The problem — Copy the data precisely, character for character, and leave out every picture.

Data provided —
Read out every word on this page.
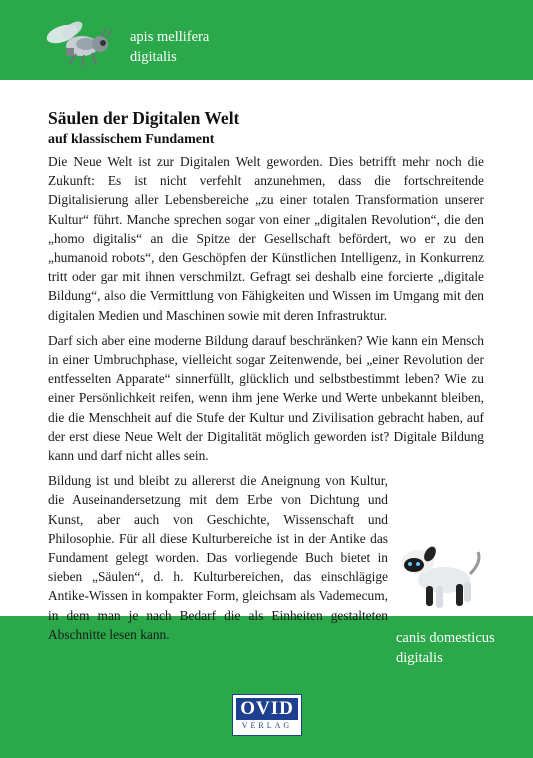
apis mellifera
digitalis
Säulen der Digitalen Welt
auf klassischem Fundament

Die Neue Welt ist zur Digitalen Welt geworden. Dies betrifft mehr noch die Zukunft: Es ist nicht verfehlt anzunehmen, dass die fortschreitende Digitalisierung aller Lebensbereiche „zu einer totalen Transformation unserer Kultur“ führt. Manche sprechen sogar von einer „digitalen Revolution“, die den „homo digitalis“ an die Spitze der Gesellschaft befördert, wo er zu den „humanoid robots“, den Geschöpfen der Künstlichen Intelligenz, in Konkurrenz tritt oder gar mit ihnen verschmilzt. Gefragt sei deshalb eine forcierte „digitale Bildung“, also die Vermittlung von Fähigkeiten und Wissen im Umgang mit den digitalen Medien und Maschinen sowie mit deren Infrastruktur.

Darf sich aber eine moderne Bildung darauf beschränken? Wie kann ein Mensch in einer Umbruchphase, vielleicht sogar Zeitenwende, bei „einer Revolution der entfesselten Apparate“ sinnerfüllt, glücklich und selbstbestimmt leben? Wie zu einer Persönlichkeit reifen, wenn ihm jene Werke und Werte unbekannt bleiben, die die Menschheit auf die Stufe der Kultur und Zivilisation gebracht haben, auf der erst diese Neue Welt der Digitalität möglich geworden ist? Digitale Bildung kann und darf nicht alles sein.

Bildung ist und bleibt zu allererst die Aneignung von Kultur, die Auseinandersetzung mit dem Erbe von Dichtung und Kunst, aber auch von Geschichte, Wissenschaft und Philosophie. Für all diese Kulturbereiche ist in der Antike das Fundament gelegt worden. Das vorliegende Buch bietet in sieben „Säulen“, d. h. Kulturbereichen, das einschlägige Antike-Wissen in kompakter Form, gleichsam als Vademecum, in dem man je nach Bedarf die als Einheiten gestalteten Abschnitte lesen kann.	canis domesticus
digitalis
OVID
VERLAG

Output —
Read out every word on this page.
apis mellifera
digitalis
Säulen der Digitalen Welt
auf klassischem Fundament

Die Neue Welt ist zur Digitalen Welt geworden. Dies betrifft mehr noch die Zukunft: Es ist nicht verfehlt anzunehmen, dass die fortschreitende Digitalisierung aller Lebensbereiche „zu einer totalen Transformation unserer Kultur“ führt. Manche sprechen sogar von einer „digitalen Revolution“, die den „homo digitalis“ an die Spitze der Gesellschaft befördert, wo er zu den „humanoid robots“, den Geschöpfen der Künstlichen Intelligenz, in Konkurrenz tritt oder gar mit ihnen verschmilzt. Gefragt sei deshalb eine forcierte „digitale Bildung“, also die Vermittlung von Fähigkeiten und Wissen im Umgang mit den digitalen Medien und Maschinen sowie mit deren Infrastruktur.

Darf sich aber eine moderne Bildung darauf beschränken? Wie kann ein Mensch in einer Umbruchphase, vielleicht sogar Zeitenwende, bei „einer Revolution der entfesselten Apparate“ sinnerfüllt, glücklich und selbstbestimmt leben? Wie zu einer Persönlichkeit reifen, wenn ihm jene Werke und Werte unbekannt bleiben, die die Menschheit auf die Stufe der Kultur und Zivilisation gebracht haben, auf der erst diese Neue Welt der Digitalität möglich geworden ist? Digitale Bildung kann und darf nicht alles sein.

Bildung ist und bleibt zu allererst die Aneignung von Kultur, die Auseinandersetzung mit dem Erbe von Dichtung und Kunst, aber auch von Geschichte, Wissenschaft und Philosophie. Für all diese Kulturbereiche ist in der Antike das Fundament gelegt worden. Das vorliegende Buch bietet in sieben „Säulen“, d. h. Kulturbereichen, das einschlägige Antike-Wissen in kompakter Form, gleichsam als Vademecum, in dem man je nach Bedarf die als Einheiten gestalteten Abschnitte lesen kann.	canis domesticus
digitalis
OVID
VERLAG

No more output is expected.